▶ Objective:
Make an exact copy of all the material below, apart from the pictures.

[Collected data entries]
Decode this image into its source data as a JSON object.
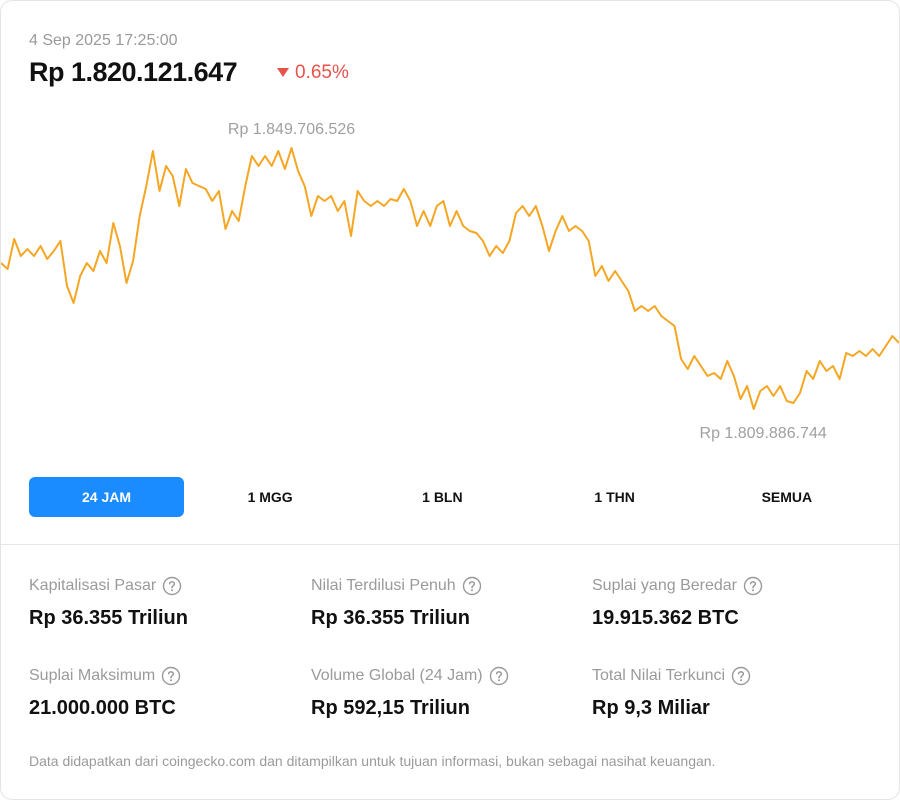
{
  "header": {
    "date": "4 Sep 2025 17:25:00",
    "price": "Rp 1.820.121.647",
    "change": "0.65%"
  },
  "chart_data": {
    "type": "line",
    "color": "#f5a623",
    "values": [
      1832161000,
      1831246000,
      1835823000,
      1833230000,
      1834298000,
      1833230000,
      1834755000,
      1832772000,
      1833992000,
      1835518000,
      1828653000,
      1826059000,
      1830178000,
      1832161000,
      1830941000,
      1833992000,
      1832161000,
      1838264000,
      1834755000,
      1829110000,
      1832467000,
      1839332000,
      1843909000,
      1849249000,
      1843146000,
      1846960000,
      1845435000,
      1840858000,
      1846503000,
      1844367000,
      1843909000,
      1843451000,
      1841621000,
      1843146000,
      1837349000,
      1840095000,
      1838569000,
      1843909000,
      1848486000,
      1846960000,
      1848486000,
      1846960000,
      1849249000,
      1846503000,
      1849706526,
      1846198000,
      1843909000,
      1839332000,
      1842383000,
      1841621000,
      1842383000,
      1840095000,
      1841621000,
      1836281000,
      1843146000,
      1841621000,
      1840858000,
      1841621000,
      1840858000,
      1841926000,
      1841621000,
      1843451000,
      1841621000,
      1837806000,
      1840095000,
      1837806000,
      1840858000,
      1841621000,
      1837806000,
      1840095000,
      1837806000,
      1837044000,
      1836738000,
      1835518000,
      1833230000,
      1834755000,
      1833687000,
      1835518000,
      1839790000,
      1840858000,
      1839332000,
      1840858000,
      1837806000,
      1833992000,
      1837044000,
      1839332000,
      1837044000,
      1837806000,
      1837044000,
      1835518000,
      1830178000,
      1831704000,
      1829415000,
      1830941000,
      1829415000,
      1827890000,
      1824838000,
      1825601000,
      1824838000,
      1825601000,
      1824076000,
      1823313000,
      1822550000,
      1817515000,
      1815990000,
      1817973000,
      1816447000,
      1814922000,
      1815380000,
      1814464000,
      1817210000,
      1814922000,
      1811413000,
      1813396000,
      1809886744,
      1812633000,
      1813396000,
      1811870000,
      1813396000,
      1811108000,
      1810802000,
      1812328000,
      1815685000,
      1814464000,
      1817210000,
      1815685000,
      1816447000,
      1814464000,
      1818431000,
      1817973000,
      1818736000,
      1817973000,
      1819041000,
      1817973000,
      1819499000,
      1821024000,
      1819956000
    ],
    "annotations": [
      {
        "value": 1849706526,
        "label": "Rp 1.849.706.526"
      },
      {
        "value": 1809886744,
        "label": "Rp 1.809.886.744"
      }
    ]
  },
  "tabs": [
    "24 JAM",
    "1 MGG",
    "1 BLN",
    "1 THN",
    "SEMUA"
  ],
  "stats": [
    {
      "label": "Kapitalisasi Pasar",
      "value": "Rp 36.355 Triliun"
    },
    {
      "label": "Nilai Terdilusi Penuh",
      "value": "Rp 36.355 Triliun"
    },
    {
      "label": "Suplai yang Beredar",
      "value": "19.915.362 BTC"
    },
    {
      "label": "Suplai Maksimum",
      "value": "21.000.000 BTC"
    },
    {
      "label": "Volume Global (24 Jam)",
      "value": "Rp 592,15 Triliun"
    },
    {
      "label": "Total Nilai Terkunci",
      "value": "Rp 9,3 Miliar"
    }
  ],
  "footer": "Data didapatkan dari coingecko.com dan ditampilkan untuk tujuan informasi, bukan sebagai nasihat keuangan."
}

▶ Reply:
Decode this image into its source data as a JSON object.
{
  "header": {
    "date": "4 Sep 2025 17:25:00",
    "price": "Rp 1.820.121.647",
    "change": "0.65%"
  },
  "chart_data": {
    "type": "line",
    "color": "#f5a623",
    "values": [
      1832161000,
      1831246000,
      1835823000,
      1833230000,
      1834298000,
      1833230000,
      1834755000,
      1832772000,
      1833992000,
      1835518000,
      1828653000,
      1826059000,
      1830178000,
      1832161000,
      1830941000,
      1833992000,
      1832161000,
      1838264000,
      1834755000,
      1829110000,
      1832467000,
      1839332000,
      1843909000,
      1849249000,
      1843146000,
      1846960000,
      1845435000,
      1840858000,
      1846503000,
      1844367000,
      1843909000,
      1843451000,
      1841621000,
      1843146000,
      1837349000,
      1840095000,
      1838569000,
      1843909000,
      1848486000,
      1846960000,
      1848486000,
      1846960000,
      1849249000,
      1846503000,
      1849706526,
      1846198000,
      1843909000,
      1839332000,
      1842383000,
      1841621000,
      1842383000,
      1840095000,
      1841621000,
      1836281000,
      1843146000,
      1841621000,
      1840858000,
      1841621000,
      1840858000,
      1841926000,
      1841621000,
      1843451000,
      1841621000,
      1837806000,
      1840095000,
      1837806000,
      1840858000,
      1841621000,
      1837806000,
      1840095000,
      1837806000,
      1837044000,
      1836738000,
      1835518000,
      1833230000,
      1834755000,
      1833687000,
      1835518000,
      1839790000,
      1840858000,
      1839332000,
      1840858000,
      1837806000,
      1833992000,
      1837044000,
      1839332000,
      1837044000,
      1837806000,
      1837044000,
      1835518000,
      1830178000,
      1831704000,
      1829415000,
      1830941000,
      1829415000,
      1827890000,
      1824838000,
      1825601000,
      1824838000,
      1825601000,
      1824076000,
      1823313000,
      1822550000,
      1817515000,
      1815990000,
      1817973000,
      1816447000,
      1814922000,
      1815380000,
      1814464000,
      1817210000,
      1814922000,
      1811413000,
      1813396000,
      1809886744,
      1812633000,
      1813396000,
      1811870000,
      1813396000,
      1811108000,
      1810802000,
      1812328000,
      1815685000,
      1814464000,
      1817210000,
      1815685000,
      1816447000,
      1814464000,
      1818431000,
      1817973000,
      1818736000,
      1817973000,
      1819041000,
      1817973000,
      1819499000,
      1821024000,
      1819956000
    ],
    "annotations": [
      {
        "value": 1849706526,
        "label": "Rp 1.849.706.526"
      },
      {
        "value": 1809886744,
        "label": "Rp 1.809.886.744"
      }
    ]
  },
  "tabs": [
    "24 JAM",
    "1 MGG",
    "1 BLN",
    "1 THN",
    "SEMUA"
  ],
  "stats": [
    {
      "label": "Kapitalisasi Pasar",
      "value": "Rp 36.355 Triliun"
    },
    {
      "label": "Nilai Terdilusi Penuh",
      "value": "Rp 36.355 Triliun"
    },
    {
      "label": "Suplai yang Beredar",
      "value": "19.915.362 BTC"
    },
    {
      "label": "Suplai Maksimum",
      "value": "21.000.000 BTC"
    },
    {
      "label": "Volume Global (24 Jam)",
      "value": "Rp 592,15 Triliun"
    },
    {
      "label": "Total Nilai Terkunci",
      "value": "Rp 9,3 Miliar"
    }
  ],
  "footer": "Data didapatkan dari coingecko.com dan ditampilkan untuk tujuan informasi, bukan sebagai nasihat keuangan."
}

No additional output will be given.